Exercise — Determine how many lines of the entries contain "Chiesa". Reply with that number alone.

Listed records —
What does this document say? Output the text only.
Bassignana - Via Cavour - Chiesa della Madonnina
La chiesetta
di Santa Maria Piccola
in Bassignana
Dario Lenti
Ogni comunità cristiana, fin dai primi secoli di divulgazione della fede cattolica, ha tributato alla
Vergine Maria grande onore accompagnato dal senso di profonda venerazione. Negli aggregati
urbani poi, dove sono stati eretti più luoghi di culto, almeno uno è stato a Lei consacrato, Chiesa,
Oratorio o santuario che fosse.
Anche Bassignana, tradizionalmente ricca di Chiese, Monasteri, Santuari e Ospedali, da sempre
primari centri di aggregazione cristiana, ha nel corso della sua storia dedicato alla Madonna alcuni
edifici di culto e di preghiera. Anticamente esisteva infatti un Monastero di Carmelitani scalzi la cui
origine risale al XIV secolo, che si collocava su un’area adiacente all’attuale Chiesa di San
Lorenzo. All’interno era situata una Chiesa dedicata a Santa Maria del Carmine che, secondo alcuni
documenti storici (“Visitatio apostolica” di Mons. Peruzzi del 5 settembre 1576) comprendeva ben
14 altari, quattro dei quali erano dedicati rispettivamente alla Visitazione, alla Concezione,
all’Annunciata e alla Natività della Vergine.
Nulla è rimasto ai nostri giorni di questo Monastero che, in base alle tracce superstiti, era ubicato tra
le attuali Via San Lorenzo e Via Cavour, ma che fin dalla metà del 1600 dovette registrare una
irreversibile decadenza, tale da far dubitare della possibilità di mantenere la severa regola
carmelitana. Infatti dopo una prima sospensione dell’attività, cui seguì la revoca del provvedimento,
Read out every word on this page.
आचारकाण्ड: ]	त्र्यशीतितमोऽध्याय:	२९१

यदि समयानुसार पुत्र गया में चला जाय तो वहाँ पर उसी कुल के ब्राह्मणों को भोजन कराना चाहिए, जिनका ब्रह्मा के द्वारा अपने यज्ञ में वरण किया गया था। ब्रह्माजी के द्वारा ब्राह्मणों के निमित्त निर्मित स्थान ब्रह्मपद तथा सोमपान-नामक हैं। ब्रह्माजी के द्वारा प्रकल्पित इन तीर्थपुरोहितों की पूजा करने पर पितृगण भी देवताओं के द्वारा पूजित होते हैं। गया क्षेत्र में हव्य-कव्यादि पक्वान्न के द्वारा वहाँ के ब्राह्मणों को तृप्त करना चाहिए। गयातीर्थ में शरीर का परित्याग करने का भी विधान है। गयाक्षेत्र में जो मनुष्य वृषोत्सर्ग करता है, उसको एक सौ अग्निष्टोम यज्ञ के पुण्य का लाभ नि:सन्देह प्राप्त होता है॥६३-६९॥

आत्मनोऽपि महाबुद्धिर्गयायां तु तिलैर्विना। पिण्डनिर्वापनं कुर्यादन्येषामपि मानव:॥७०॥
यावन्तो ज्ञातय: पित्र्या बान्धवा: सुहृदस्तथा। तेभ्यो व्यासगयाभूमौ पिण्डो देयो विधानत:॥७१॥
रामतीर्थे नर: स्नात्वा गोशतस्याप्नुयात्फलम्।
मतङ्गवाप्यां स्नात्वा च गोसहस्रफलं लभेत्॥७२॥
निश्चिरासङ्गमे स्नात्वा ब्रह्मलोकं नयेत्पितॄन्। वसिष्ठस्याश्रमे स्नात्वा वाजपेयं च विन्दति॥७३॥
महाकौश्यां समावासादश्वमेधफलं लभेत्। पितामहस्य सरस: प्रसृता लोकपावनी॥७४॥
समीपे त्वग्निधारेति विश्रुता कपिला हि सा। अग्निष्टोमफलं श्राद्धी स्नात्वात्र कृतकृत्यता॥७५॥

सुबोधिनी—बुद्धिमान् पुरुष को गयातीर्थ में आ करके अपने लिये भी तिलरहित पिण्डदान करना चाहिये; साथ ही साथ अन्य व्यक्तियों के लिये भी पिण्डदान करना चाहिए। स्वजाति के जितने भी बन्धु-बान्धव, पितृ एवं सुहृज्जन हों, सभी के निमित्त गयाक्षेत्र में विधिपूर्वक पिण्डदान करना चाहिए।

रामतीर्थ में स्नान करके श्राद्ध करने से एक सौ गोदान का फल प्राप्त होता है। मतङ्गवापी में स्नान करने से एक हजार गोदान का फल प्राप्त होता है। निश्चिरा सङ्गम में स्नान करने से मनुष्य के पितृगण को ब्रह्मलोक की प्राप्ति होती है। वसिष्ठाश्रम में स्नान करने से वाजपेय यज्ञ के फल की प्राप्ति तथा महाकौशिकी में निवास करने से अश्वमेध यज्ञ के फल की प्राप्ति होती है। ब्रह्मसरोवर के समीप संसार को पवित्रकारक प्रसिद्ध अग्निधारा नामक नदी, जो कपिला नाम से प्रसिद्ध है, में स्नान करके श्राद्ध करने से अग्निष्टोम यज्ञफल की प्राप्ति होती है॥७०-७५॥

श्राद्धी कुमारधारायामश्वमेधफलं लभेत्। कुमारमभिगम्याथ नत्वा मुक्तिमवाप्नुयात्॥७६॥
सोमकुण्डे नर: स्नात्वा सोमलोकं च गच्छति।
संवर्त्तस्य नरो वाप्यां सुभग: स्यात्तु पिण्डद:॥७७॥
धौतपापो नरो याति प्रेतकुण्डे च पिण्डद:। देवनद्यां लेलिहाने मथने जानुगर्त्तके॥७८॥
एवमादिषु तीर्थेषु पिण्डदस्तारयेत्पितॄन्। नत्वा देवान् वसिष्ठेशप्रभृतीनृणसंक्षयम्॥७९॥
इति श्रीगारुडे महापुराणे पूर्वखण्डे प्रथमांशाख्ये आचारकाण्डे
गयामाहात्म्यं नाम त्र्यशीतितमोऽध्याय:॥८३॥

Worked solution — 4